▶ [EXERCISE OBJECTIVE] In the listing below, find every line containing "Boshqaruv" and copy it out.

◆ ◆ ◆ ◆ ◆

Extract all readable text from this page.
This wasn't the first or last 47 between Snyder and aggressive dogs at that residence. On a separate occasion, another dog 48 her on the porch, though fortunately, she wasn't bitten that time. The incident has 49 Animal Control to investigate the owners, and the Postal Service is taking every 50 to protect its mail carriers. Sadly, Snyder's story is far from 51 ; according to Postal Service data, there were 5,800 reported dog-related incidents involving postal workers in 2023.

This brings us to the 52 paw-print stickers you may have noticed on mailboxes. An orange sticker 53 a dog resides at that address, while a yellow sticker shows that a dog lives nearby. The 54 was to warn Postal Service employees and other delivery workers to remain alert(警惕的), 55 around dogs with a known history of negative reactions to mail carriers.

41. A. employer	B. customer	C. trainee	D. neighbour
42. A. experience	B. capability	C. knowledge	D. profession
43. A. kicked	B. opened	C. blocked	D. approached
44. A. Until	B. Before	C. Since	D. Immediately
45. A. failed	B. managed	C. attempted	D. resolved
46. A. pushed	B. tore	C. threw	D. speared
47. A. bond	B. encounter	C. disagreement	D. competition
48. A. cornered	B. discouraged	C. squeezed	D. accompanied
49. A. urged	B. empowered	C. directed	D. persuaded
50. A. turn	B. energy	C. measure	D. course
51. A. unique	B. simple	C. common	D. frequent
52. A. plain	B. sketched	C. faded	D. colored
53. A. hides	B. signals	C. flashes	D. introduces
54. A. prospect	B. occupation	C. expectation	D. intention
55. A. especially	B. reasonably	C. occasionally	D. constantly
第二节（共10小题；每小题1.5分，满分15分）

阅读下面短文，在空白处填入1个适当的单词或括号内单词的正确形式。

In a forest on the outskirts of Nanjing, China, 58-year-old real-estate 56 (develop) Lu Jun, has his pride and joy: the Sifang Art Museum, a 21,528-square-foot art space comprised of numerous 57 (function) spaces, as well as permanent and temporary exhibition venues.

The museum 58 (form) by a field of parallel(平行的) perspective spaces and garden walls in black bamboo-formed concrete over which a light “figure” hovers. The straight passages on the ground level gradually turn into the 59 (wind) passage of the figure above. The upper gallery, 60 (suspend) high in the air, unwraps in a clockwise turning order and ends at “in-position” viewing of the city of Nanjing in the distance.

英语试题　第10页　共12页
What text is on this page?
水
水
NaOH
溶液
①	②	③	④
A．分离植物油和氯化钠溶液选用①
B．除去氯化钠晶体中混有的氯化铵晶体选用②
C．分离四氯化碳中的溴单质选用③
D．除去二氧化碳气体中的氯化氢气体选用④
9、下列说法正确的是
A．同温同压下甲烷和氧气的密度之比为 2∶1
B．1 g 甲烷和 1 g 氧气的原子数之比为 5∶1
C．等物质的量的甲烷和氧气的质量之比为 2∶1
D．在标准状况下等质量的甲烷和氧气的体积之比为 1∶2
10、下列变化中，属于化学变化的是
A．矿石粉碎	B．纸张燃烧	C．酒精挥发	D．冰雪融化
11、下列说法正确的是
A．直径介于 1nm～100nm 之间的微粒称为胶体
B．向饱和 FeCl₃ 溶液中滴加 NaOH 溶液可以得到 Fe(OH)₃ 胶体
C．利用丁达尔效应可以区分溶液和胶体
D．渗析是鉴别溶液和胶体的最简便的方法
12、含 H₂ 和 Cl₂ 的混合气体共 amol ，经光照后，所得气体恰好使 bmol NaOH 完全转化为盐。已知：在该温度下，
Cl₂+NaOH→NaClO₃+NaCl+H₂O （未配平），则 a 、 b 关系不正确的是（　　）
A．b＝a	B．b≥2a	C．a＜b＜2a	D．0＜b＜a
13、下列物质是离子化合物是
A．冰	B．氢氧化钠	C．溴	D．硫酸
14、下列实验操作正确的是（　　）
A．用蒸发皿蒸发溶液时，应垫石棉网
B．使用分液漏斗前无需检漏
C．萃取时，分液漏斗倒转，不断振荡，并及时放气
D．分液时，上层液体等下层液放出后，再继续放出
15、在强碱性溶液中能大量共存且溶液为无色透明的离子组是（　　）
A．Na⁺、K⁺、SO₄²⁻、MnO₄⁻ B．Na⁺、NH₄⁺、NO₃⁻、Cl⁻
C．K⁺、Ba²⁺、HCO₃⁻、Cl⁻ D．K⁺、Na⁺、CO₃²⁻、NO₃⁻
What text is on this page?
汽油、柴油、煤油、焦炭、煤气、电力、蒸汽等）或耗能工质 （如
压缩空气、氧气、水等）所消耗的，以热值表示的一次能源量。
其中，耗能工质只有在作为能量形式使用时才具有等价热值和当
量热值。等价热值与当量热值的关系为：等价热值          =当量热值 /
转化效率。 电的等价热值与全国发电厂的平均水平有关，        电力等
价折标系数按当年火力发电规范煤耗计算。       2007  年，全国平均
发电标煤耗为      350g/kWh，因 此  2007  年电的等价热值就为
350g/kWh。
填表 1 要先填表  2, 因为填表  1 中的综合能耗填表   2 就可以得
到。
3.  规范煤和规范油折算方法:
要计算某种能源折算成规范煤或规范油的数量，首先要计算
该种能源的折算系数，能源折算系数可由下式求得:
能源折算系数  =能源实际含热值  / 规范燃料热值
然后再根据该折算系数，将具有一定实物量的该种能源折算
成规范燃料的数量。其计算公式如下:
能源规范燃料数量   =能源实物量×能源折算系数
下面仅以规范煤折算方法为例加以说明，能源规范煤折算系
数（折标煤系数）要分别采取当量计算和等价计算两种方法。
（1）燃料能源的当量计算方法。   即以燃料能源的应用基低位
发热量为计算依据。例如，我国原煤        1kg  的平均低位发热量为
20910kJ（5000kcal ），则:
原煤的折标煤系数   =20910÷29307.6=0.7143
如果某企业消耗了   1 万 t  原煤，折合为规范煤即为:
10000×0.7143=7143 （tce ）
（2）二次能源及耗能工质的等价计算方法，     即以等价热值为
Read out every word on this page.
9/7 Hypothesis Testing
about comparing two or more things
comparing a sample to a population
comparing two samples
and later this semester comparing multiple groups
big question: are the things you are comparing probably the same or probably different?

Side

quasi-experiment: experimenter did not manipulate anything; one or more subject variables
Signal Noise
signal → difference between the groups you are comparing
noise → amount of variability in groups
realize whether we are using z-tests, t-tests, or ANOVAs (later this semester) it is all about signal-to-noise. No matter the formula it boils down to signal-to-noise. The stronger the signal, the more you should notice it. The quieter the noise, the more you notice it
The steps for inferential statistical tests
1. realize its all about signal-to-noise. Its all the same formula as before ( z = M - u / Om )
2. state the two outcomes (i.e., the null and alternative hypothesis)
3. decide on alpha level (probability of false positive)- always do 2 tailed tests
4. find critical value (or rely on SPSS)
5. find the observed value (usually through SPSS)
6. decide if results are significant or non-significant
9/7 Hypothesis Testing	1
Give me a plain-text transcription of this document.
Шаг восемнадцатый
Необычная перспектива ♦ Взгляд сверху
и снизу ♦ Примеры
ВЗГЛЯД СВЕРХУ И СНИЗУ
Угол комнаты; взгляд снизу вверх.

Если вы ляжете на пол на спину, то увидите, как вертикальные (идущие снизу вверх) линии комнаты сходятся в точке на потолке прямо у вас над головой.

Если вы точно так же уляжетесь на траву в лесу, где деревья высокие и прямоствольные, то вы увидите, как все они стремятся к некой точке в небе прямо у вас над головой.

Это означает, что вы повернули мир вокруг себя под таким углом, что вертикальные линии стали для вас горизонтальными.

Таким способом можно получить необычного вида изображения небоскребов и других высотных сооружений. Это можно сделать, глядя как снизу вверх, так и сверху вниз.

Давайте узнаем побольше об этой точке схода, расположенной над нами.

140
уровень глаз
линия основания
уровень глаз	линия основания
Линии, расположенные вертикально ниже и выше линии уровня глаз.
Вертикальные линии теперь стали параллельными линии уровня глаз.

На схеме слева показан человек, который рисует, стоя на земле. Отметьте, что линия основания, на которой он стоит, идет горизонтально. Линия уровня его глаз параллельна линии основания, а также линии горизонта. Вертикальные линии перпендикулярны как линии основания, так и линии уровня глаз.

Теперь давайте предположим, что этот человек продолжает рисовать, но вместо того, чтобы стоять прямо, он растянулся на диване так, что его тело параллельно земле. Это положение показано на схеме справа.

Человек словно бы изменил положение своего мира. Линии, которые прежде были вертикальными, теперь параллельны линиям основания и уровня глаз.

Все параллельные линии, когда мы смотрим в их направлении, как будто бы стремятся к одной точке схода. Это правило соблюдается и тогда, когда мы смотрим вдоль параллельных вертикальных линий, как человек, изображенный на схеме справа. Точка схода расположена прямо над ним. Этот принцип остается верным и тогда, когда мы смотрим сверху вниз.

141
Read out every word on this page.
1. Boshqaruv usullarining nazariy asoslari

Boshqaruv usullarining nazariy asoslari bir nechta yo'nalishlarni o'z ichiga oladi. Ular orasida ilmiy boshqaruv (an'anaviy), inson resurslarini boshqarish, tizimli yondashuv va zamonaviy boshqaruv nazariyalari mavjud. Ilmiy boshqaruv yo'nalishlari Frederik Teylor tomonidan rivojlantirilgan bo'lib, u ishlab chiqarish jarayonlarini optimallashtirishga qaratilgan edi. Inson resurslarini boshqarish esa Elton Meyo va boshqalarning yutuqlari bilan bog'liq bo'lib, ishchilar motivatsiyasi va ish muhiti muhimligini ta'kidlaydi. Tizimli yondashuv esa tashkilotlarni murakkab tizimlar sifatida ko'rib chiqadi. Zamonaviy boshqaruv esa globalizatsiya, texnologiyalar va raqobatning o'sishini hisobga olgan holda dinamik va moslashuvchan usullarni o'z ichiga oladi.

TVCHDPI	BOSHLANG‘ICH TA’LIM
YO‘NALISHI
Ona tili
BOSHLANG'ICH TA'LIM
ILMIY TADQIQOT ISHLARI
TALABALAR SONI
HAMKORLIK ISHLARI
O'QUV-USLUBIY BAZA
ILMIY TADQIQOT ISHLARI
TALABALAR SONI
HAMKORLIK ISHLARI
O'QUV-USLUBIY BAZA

◆ ◆ ◆ ◆ ◆

▶ [TASK RESPONSE]
1. Boshqaruv usullarining nazariy asoslari
Boshqaruv usullarining nazariy asoslari bir nechta yo'nalishlarni o'z ichiga oladi. Ular orasida ilmiy boshqaruv (an'anaviy), inson resurslarini boshqarish, tizimli yondashuv va zamonaviy boshqaruv nazariyalari mavjud. Ilmiy boshqaruv yo'nalishlari Frederik Teylor tomonidan rivojlantirilgan bo'lib, u ishlab chiqarish jarayonlarini optimallashtirishga qaratilgan edi. Inson resurslarini boshqarish esa Elton Meyo va boshqalarning yutuqlari bilan bog'liq bo'lib, ishchilar motivatsiyasi va ish muhiti muhimligini ta'kidlaydi. Tizimli yondashuv esa tashkilotlarni murakkab tizimlar sifatida ko'rib chiqadi. Zamonaviy boshqaruv esa globalizatsiya, texnologiyalar va raqobatning o'sishini hisobga olgan holda dinamik va moslashuvchan usullarni o'z ichiga oladi.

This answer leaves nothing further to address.